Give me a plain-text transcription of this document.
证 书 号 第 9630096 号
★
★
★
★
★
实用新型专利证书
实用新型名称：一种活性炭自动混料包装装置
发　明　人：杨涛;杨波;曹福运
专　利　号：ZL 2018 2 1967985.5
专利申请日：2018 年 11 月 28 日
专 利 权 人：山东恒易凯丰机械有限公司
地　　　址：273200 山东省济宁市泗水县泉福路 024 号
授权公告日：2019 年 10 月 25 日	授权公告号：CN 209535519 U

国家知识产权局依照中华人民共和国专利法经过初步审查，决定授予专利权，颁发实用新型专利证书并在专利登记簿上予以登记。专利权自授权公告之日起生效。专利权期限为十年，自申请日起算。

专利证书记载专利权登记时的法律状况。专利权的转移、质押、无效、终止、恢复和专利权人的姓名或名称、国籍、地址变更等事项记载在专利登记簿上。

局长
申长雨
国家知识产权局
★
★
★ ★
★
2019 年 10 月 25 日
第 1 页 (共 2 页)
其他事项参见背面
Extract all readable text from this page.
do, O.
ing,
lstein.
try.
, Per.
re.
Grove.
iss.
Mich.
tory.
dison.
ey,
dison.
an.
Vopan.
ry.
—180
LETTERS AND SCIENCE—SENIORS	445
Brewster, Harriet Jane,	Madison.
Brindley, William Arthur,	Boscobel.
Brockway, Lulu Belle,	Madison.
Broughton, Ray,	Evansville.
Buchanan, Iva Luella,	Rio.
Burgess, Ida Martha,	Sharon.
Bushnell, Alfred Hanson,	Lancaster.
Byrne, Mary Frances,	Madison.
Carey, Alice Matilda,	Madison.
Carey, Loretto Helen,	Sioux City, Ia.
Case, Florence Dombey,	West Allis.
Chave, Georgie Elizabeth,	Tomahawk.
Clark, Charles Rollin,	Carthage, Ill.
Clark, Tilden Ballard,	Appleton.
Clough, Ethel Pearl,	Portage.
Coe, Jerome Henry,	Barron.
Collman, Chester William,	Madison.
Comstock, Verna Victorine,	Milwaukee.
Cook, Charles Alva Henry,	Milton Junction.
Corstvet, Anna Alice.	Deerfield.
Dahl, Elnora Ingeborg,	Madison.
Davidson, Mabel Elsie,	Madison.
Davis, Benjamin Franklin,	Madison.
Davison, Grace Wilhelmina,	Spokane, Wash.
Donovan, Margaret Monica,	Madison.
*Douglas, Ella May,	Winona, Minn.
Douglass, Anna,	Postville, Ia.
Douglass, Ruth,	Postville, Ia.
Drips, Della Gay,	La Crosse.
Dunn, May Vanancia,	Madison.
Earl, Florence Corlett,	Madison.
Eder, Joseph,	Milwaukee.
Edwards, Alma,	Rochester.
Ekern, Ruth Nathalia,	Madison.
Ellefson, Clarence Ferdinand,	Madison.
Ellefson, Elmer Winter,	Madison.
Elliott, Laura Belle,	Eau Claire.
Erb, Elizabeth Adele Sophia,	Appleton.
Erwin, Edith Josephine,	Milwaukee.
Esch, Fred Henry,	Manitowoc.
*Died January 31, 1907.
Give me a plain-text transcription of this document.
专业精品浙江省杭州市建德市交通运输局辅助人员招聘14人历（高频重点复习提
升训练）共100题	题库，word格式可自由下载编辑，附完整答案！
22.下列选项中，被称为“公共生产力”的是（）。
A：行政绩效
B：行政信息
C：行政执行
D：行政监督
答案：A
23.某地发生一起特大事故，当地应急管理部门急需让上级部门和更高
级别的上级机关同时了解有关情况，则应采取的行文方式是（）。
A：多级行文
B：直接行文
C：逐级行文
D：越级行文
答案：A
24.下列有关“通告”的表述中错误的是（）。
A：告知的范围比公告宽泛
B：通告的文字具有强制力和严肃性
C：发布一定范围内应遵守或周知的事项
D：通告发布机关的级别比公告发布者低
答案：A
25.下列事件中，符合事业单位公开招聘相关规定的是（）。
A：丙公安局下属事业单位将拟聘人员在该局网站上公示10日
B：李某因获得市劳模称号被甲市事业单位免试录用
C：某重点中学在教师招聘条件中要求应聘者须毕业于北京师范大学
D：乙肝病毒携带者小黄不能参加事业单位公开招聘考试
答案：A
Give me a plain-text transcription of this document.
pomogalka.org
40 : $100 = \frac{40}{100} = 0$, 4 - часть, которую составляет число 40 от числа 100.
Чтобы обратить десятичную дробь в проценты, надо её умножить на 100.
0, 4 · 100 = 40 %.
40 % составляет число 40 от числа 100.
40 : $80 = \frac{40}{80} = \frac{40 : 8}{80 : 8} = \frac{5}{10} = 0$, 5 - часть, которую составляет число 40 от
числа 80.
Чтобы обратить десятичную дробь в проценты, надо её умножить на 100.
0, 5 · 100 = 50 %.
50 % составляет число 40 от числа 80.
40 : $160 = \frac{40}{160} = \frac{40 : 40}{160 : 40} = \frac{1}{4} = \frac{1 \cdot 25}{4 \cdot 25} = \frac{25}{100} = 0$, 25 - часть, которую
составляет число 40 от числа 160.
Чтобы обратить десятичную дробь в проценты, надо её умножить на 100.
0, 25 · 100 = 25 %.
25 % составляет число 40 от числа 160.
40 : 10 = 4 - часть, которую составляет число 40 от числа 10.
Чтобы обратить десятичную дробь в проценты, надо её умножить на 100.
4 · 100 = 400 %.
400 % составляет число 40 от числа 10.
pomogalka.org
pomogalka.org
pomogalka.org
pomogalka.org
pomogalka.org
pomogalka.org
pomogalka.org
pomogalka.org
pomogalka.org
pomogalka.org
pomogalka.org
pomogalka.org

- - -

_Problem details_
All of the entries above should be written out again exactly.

_Response to this exercise_
Give me a plain-text transcription of this document.
证 书 号 第 9630096 号
★
★
★
★
★
实用新型专利证书
实用新型名称：一种活性炭自动混料包装装置
发　明　人：杨涛;杨波;曹福运
专　利　号：ZL 2018 2 1967985.5
专利申请日：2018 年 11 月 28 日
专 利 权 人：山东恒易凯丰机械有限公司
地　　　址：273200 山东省济宁市泗水县泉福路 024 号
授权公告日：2019 年 10 月 25 日	授权公告号：CN 209535519 U

国家知识产权局依照中华人民共和国专利法经过初步审查，决定授予专利权，颁发实用新型专利证书并在专利登记簿上予以登记。专利权自授权公告之日起生效。专利权期限为十年，自申请日起算。

专利证书记载专利权登记时的法律状况。专利权的转移、质押、无效、终止、恢复和专利权人的姓名或名称、国籍、地址变更等事项记载在专利登记簿上。

局长
申长雨
国家知识产权局
★
★
★ ★
★
2019 年 10 月 25 日
第 1 页 (共 2 页)
其他事项参见背面
Extract all readable text from this page.
do, O.
ing,
lstein.
try.
, Per.
re.
Grove.
iss.
Mich.
tory.
dison.
ey,
dison.
an.
Vopan.
ry.
—180
LETTERS AND SCIENCE—SENIORS	445
Brewster, Harriet Jane,	Madison.
Brindley, William Arthur,	Boscobel.
Brockway, Lulu Belle,	Madison.
Broughton, Ray,	Evansville.
Buchanan, Iva Luella,	Rio.
Burgess, Ida Martha,	Sharon.
Bushnell, Alfred Hanson,	Lancaster.
Byrne, Mary Frances,	Madison.
Carey, Alice Matilda,	Madison.
Carey, Loretto Helen,	Sioux City, Ia.
Case, Florence Dombey,	West Allis.
Chave, Georgie Elizabeth,	Tomahawk.
Clark, Charles Rollin,	Carthage, Ill.
Clark, Tilden Ballard,	Appleton.
Clough, Ethel Pearl,	Portage.
Coe, Jerome Henry,	Barron.
Collman, Chester William,	Madison.
Comstock, Verna Victorine,	Milwaukee.
Cook, Charles Alva Henry,	Milton Junction.
Corstvet, Anna Alice.	Deerfield.
Dahl, Elnora Ingeborg,	Madison.
Davidson, Mabel Elsie,	Madison.
Davis, Benjamin Franklin,	Madison.
Davison, Grace Wilhelmina,	Spokane, Wash.
Donovan, Margaret Monica,	Madison.
*Douglas, Ella May,	Winona, Minn.
Douglass, Anna,	Postville, Ia.
Douglass, Ruth,	Postville, Ia.
Drips, Della Gay,	La Crosse.
Dunn, May Vanancia,	Madison.
Earl, Florence Corlett,	Madison.
Eder, Joseph,	Milwaukee.
Edwards, Alma,	Rochester.
Ekern, Ruth Nathalia,	Madison.
Ellefson, Clarence Ferdinand,	Madison.
Ellefson, Elmer Winter,	Madison.
Elliott, Laura Belle,	Eau Claire.
Erb, Elizabeth Adele Sophia,	Appleton.
Erwin, Edith Josephine,	Milwaukee.
Esch, Fred Henry,	Manitowoc.
*Died January 31, 1907.
Give me a plain-text transcription of this document.
专业精品浙江省杭州市建德市交通运输局辅助人员招聘14人历（高频重点复习提
升训练）共100题	题库，word格式可自由下载编辑，附完整答案！
22.下列选项中，被称为“公共生产力”的是（）。
A：行政绩效
B：行政信息
C：行政执行
D：行政监督
答案：A
23.某地发生一起特大事故，当地应急管理部门急需让上级部门和更高
级别的上级机关同时了解有关情况，则应采取的行文方式是（）。
A：多级行文
B：直接行文
C：逐级行文
D：越级行文
答案：A
24.下列有关“通告”的表述中错误的是（）。
A：告知的范围比公告宽泛
B：通告的文字具有强制力和严肃性
C：发布一定范围内应遵守或周知的事项
D：通告发布机关的级别比公告发布者低
答案：A
25.下列事件中，符合事业单位公开招聘相关规定的是（）。
A：丙公安局下属事业单位将拟聘人员在该局网站上公示10日
B：李某因获得市劳模称号被甲市事业单位免试录用
C：某重点中学在教师招聘条件中要求应聘者须毕业于北京师范大学
D：乙肝病毒携带者小黄不能参加事业单位公开招聘考试
答案：A
Give me a plain-text transcription of this document.
pomogalka.org
40 : $100 = \frac{40}{100} = 0$, 4 - часть, которую составляет число 40 от числа 100.
Чтобы обратить десятичную дробь в проценты, надо её умножить на 100.
0, 4 · 100 = 40 %.
40 % составляет число 40 от числа 100.
40 : $80 = \frac{40}{80} = \frac{40 : 8}{80 : 8} = \frac{5}{10} = 0$, 5 - часть, которую составляет число 40 от
числа 80.
Чтобы обратить десятичную дробь в проценты, надо её умножить на 100.
0, 5 · 100 = 50 %.
50 % составляет число 40 от числа 80.
40 : $160 = \frac{40}{160} = \frac{40 : 40}{160 : 40} = \frac{1}{4} = \frac{1 \cdot 25}{4 \cdot 25} = \frac{25}{100} = 0$, 25 - часть, которую
составляет число 40 от числа 160.
Чтобы обратить десятичную дробь в проценты, надо её умножить на 100.
0, 25 · 100 = 25 %.
25 % составляет число 40 от числа 160.
40 : 10 = 4 - часть, которую составляет число 40 от числа 10.
Чтобы обратить десятичную дробь в проценты, надо её умножить на 100.
4 · 100 = 400 %.
400 % составляет число 40 от числа 10.
pomogalka.org
pomogalka.org
pomogalka.org
pomogalka.org
pomogalka.org
pomogalka.org
pomogalka.org
pomogalka.org
pomogalka.org
pomogalka.org
pomogalka.org
pomogalka.org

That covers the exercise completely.